--- SOURCE DOCUMENT ---

In terms of climatic conditions, because of the high altitude, Chã das Caldeiras has milder temperatures and greater precipitation than other areas of Fogo. Hence, local people manage to grow here a variety of fruits and vegetables: apples, grapes, quince, pomegranate, figs, peaches, tomatoes, beans, corn, etc.
Many villagers make wine for the private home-consumption. The local agricultural cooperative buys excess grapes from the farmers and produces commercial white, red, rosé, and passito wines (all labeled “Chã”); and also grape, apple, quince, and peach distilled spirits (labeled “Espírito da Caldeira”). Chã das Caldeiras is the only area in entire Cape Verde that grows significant quantities of grapes and produces export-quality wines. When I came back to Casa Marisa, an impressive table was set under the stars with samples of all wines and spirits produced by Associação dos Agricultores de Chã (Chã Farmers Association). Quite appropriately, the name of the person who presented wines and explained various details was Eurico Montrond.
Fogo island is also known for soft goat cheese. Small cheese-heads are round shaped and wrapped in banana leaves. This cheese is produced by a number of people, and sold at markets, restaurants and shops. My dinner at Casa Marisa that night consisted of expertly prepared seafood (some mollusks I never tried before), fresh goat cheese, and a bottle of aromatic white Cha wine.
The next day began early. At around 6.00 am (to use cool part of the day), I headed to “conquer” volcano Pico de Fogo. Some people do this hike and climb on their own: it is possible and doable. But having a local guide has many advantages not only in terms of finding best ways to get to the summit, but also learning along the way about local culture, nature, and many other things. My guide (and I can highly recommend him to everyone) was younger brother of yesterday’s “wine guide:” Flavio Montrond. The hike to the top of volcano is not difficult. Taking it slowly and with some breaks, we were at the top in about 4 hours. The views from the trail are quite impressive, especially, after ascending above the level of the clouds.
And then, at the top, you can take a look inside of a crater.

---

#### [THE TASKS]
1) Rewrite the paragraph of the Fogo travel account above that begins "Fogo island is also known for soft goat cheese" as a short bulleted list that retains its main facts.
2) Extend the Fogo travel account above with a short passage that follows on from its final sentence.

--- DATA ---

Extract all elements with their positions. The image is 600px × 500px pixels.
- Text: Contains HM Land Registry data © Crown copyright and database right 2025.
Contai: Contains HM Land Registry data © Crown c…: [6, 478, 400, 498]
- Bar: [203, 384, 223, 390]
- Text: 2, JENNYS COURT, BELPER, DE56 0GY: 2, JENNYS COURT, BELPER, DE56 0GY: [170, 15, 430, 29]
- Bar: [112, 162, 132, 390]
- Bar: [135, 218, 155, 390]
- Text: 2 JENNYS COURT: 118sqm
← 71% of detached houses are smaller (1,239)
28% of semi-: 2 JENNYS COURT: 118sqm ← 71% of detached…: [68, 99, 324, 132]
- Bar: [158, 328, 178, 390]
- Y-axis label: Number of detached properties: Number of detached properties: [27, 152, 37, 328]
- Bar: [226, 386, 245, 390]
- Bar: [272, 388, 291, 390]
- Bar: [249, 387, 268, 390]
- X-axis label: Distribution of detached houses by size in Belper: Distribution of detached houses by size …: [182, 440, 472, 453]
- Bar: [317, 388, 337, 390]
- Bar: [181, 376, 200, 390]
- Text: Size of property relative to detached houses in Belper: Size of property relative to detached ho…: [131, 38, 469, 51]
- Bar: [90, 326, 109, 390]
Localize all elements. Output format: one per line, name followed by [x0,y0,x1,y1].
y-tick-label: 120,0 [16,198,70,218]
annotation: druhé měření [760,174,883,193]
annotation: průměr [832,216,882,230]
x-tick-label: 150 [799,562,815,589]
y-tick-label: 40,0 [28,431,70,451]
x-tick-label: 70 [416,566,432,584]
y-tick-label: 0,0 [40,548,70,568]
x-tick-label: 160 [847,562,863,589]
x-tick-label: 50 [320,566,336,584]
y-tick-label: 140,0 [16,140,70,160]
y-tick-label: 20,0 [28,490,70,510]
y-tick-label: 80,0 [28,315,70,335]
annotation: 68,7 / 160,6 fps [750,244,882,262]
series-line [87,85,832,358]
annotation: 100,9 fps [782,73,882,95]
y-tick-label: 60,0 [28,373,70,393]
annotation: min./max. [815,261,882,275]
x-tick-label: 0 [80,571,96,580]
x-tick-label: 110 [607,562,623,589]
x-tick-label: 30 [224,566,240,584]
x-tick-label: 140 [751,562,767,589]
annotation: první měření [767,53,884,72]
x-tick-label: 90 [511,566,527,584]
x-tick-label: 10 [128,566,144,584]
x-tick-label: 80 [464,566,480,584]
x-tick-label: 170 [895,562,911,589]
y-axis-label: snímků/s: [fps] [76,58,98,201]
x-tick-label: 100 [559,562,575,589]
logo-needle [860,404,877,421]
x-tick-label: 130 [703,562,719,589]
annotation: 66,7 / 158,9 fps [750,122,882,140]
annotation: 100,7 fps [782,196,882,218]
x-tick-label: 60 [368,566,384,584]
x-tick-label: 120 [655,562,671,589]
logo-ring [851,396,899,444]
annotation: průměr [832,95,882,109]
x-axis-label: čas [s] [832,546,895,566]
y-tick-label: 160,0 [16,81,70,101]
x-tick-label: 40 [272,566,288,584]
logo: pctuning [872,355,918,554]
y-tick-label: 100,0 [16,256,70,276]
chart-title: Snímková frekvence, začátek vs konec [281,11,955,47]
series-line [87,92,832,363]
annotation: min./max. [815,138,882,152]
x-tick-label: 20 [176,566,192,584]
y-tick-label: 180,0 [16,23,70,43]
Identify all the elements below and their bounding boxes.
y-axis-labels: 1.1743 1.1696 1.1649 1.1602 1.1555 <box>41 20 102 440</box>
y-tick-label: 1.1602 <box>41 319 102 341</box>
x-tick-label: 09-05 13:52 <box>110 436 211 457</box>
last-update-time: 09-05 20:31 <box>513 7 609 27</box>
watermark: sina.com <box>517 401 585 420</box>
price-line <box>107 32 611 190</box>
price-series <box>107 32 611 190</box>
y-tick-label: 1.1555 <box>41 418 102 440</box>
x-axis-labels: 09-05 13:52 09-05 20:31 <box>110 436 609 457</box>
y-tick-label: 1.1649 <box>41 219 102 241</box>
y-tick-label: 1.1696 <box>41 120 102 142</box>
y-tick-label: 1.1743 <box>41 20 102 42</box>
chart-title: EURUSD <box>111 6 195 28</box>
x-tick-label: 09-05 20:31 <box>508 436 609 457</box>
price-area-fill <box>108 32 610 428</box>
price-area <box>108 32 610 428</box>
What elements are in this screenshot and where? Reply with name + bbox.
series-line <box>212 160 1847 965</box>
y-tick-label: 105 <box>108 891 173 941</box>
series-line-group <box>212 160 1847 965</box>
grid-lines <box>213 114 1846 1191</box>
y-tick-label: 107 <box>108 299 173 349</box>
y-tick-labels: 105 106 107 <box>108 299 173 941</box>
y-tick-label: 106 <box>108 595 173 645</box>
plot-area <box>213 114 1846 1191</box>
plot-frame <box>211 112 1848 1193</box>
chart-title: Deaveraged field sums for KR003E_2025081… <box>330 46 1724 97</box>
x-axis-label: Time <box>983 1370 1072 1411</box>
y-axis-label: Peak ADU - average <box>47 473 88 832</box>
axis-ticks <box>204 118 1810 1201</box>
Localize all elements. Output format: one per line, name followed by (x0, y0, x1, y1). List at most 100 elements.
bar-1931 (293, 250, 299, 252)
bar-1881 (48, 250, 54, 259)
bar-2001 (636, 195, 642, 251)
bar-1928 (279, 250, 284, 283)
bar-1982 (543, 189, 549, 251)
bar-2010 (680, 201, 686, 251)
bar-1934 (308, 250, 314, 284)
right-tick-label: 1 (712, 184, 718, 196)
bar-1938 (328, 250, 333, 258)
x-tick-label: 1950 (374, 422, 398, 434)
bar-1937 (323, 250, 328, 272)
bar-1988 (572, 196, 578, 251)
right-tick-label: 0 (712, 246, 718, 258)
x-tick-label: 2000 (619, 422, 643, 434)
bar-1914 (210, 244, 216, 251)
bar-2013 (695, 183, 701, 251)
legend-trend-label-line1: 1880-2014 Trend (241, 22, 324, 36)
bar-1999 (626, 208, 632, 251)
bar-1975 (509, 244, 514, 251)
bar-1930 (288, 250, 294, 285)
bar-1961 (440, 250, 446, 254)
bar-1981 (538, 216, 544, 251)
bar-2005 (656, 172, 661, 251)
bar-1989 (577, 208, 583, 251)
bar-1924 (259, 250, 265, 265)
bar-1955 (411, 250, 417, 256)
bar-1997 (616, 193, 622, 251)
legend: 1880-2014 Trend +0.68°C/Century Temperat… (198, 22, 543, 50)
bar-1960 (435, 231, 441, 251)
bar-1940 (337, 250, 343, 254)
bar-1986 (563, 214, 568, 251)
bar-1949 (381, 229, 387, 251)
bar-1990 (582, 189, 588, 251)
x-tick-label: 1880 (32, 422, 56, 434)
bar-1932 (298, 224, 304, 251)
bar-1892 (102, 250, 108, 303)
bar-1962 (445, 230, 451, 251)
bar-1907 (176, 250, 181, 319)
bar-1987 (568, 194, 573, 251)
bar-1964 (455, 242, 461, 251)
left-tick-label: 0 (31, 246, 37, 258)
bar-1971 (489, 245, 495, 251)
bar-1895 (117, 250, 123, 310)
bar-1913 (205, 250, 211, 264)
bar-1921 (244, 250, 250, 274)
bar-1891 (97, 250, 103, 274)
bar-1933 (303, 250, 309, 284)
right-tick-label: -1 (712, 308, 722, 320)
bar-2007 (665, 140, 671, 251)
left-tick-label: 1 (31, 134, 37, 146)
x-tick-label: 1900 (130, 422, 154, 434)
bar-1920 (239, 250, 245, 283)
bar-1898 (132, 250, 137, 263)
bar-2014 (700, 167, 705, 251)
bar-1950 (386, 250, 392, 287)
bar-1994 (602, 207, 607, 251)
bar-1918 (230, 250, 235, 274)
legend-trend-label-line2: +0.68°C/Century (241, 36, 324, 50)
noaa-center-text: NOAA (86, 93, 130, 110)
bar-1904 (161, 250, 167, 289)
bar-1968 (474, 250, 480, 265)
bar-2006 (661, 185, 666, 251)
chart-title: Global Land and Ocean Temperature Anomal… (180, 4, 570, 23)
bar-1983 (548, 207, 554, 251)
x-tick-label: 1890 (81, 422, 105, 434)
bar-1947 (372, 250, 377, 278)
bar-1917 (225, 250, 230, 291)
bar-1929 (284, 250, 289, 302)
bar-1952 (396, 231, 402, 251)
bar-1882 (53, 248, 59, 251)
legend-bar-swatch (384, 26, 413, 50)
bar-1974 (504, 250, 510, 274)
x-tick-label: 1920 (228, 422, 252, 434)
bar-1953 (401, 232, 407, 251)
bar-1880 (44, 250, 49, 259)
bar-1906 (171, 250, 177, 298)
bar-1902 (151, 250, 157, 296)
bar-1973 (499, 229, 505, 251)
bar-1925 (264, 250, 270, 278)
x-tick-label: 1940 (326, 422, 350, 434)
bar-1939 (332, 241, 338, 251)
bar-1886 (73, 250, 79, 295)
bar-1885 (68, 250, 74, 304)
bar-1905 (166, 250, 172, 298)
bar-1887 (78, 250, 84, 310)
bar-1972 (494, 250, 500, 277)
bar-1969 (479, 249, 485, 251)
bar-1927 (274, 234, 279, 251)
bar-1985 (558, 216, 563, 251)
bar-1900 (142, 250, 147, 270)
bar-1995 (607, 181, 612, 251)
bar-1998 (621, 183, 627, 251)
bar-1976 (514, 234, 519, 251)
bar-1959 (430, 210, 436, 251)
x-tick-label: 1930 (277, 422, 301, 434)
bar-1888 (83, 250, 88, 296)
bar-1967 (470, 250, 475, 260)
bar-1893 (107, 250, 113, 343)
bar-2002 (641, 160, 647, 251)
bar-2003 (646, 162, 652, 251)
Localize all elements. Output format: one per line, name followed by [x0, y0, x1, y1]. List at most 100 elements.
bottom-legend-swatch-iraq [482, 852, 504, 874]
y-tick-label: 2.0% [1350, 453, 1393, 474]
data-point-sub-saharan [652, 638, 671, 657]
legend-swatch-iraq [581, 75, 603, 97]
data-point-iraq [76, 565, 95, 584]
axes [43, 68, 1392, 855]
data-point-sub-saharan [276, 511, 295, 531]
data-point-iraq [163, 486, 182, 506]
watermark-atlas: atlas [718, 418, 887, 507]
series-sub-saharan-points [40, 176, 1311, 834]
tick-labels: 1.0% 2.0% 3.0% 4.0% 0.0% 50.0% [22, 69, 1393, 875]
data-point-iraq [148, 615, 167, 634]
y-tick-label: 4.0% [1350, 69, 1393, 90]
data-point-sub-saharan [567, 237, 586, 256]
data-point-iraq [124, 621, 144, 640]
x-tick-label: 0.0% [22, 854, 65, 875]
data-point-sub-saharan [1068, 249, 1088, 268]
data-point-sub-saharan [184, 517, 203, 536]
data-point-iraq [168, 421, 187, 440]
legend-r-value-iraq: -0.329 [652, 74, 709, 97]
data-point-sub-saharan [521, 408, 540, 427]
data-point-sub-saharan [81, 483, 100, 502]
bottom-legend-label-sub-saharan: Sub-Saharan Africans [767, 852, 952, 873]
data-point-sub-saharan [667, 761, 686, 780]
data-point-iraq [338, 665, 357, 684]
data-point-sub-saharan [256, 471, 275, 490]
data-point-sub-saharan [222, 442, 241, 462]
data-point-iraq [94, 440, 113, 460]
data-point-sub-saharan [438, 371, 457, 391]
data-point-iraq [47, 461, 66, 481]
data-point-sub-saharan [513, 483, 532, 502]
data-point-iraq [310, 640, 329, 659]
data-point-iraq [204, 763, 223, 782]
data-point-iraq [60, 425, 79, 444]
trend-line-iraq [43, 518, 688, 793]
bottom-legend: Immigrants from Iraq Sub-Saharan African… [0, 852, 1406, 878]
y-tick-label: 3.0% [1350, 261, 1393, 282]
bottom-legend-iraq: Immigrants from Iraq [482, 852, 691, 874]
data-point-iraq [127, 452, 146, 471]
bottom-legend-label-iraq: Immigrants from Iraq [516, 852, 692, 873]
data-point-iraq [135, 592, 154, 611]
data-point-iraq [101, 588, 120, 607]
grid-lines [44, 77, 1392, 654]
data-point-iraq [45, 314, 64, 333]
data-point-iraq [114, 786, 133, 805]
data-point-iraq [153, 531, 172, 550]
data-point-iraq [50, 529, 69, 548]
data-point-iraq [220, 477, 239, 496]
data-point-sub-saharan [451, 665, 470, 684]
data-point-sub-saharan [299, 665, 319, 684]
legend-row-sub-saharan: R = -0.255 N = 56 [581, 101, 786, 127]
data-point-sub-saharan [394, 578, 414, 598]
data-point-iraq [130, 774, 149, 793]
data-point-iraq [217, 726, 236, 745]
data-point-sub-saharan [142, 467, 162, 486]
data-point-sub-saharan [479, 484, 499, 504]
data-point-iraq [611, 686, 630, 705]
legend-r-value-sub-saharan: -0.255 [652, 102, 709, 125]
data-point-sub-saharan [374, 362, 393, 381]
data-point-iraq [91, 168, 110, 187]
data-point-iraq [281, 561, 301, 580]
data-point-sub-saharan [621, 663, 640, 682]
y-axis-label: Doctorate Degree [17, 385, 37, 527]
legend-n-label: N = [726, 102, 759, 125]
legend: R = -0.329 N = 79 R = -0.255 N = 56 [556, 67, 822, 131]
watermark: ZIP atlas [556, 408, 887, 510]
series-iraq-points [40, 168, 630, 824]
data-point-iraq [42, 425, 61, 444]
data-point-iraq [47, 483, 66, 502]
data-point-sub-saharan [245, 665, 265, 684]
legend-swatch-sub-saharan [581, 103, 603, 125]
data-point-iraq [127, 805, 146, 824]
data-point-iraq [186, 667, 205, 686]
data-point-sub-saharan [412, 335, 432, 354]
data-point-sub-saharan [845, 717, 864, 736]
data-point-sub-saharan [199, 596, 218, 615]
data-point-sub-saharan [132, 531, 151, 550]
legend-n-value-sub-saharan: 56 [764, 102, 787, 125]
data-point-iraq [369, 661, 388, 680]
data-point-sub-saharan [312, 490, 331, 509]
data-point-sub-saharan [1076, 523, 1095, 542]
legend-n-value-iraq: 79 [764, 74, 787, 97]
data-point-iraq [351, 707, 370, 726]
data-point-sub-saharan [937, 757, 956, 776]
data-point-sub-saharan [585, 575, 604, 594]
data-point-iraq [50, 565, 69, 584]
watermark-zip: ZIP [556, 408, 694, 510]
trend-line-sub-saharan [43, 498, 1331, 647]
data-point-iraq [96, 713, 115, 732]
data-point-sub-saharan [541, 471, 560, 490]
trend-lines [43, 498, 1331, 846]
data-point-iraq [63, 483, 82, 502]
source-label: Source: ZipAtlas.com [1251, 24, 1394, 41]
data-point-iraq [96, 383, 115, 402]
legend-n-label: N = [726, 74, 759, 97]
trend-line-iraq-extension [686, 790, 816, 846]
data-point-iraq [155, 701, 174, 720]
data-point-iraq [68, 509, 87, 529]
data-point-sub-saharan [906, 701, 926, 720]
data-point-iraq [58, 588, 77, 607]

---

#### [REPLIES]
1)
- Fogo island is known for soft goat cheese.
- The cheese is made in small, round heads wrapped in banana leaves.
- A number of people produce it, and it is sold at markets, restaurants, and shops.
- Dinner at Casa Marisa that night included expertly prepared seafood (among it mollusks the writer had never tried), fresh goat cheese, and a bottle of aromatic white Cha wine.

2)
A few more steps, and the view opens towards the other side – in opposite direction from which we came.
And here is part of the hike where the real fun begins. Instead of returning back to caldera the same way, we started run down – better say “jump down” – on this fairly steep side of volcano. The thing is that this slope is covered with the thick layer (two-three feet deep) of soft volcanic ashes. Each jump lands you comfortably in the natural “feather bed.” In about 20 minutes (versus 4 hours of ascend), we were back at the base of volcano. Here is the slope which we just “jumped” down.
One more hour and we were back at Casa Marisa. I was about to say “Good Bye” to Flavio, but he suggested to go to “Casa Ramiro” for a glass of “Manecom.” What is “Casa Ramiro” and what is “Manecom?” Casa Ramiro is a local establishment and a little bit of everything: an informal cultural center where the locals meet, a bar, a shop, a small museum, and, most importantly, a place where men and women get together to play music and sing. What is “Manecom?” It is actually Chã’s best-known wine. Unlike commercially produced “Cha”-labeled wines, Manecom is house-made red wine. Many households make Manecom: both for sale and personal consumption. The sweet and strong in alcohol variety is by far the most popular. We sat with Flavio outside Casa Ramiro, drank Manecom, and talked about living in Cha das Caldeiros.
It was getting dark and Flavio went home, but I stayed at Casa Ramiro a bit longer. First I looked at various artifacts: music instruments used by locally famous musicians, old photos depicting life in Cha das Caldeiras, etc.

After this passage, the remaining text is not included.